Data records:
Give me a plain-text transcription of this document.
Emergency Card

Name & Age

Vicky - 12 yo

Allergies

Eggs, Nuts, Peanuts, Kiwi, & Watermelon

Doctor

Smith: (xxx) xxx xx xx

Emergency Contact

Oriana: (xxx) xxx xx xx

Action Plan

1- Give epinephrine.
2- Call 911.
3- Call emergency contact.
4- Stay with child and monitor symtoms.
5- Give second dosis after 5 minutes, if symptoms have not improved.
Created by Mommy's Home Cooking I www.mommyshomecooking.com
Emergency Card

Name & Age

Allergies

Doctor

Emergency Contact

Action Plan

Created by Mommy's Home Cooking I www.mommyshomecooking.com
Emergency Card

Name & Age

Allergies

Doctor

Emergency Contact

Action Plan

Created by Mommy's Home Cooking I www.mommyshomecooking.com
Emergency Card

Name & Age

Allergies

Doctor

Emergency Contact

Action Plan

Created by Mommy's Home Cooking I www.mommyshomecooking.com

# DO THIS
Emit the records above again, exactly, with no line skipped.

# SOLUTION BELOW
Give me a plain-text transcription of this document.
Emergency Card

Name & Age

Vicky - 12 yo

Allergies

Eggs, Nuts, Peanuts, Kiwi, & Watermelon

Doctor

Smith: (xxx) xxx xx xx

Emergency Contact

Oriana: (xxx) xxx xx xx

Action Plan

1- Give epinephrine.
2- Call 911.
3- Call emergency contact.
4- Stay with child and monitor symtoms.
5- Give second dosis after 5 minutes, if symptoms have not improved.
Created by Mommy's Home Cooking I www.mommyshomecooking.com
Emergency Card

Name & Age

Allergies

Doctor

Emergency Contact

Action Plan

Created by Mommy's Home Cooking I www.mommyshomecooking.com
Emergency Card

Name & Age

Allergies

Doctor

Emergency Contact

Action Plan

Created by Mommy's Home Cooking I www.mommyshomecooking.com
Emergency Card

Name & Age

Allergies

Doctor

Emergency Contact

Action Plan

Created by Mommy's Home Cooking I www.mommyshomecooking.com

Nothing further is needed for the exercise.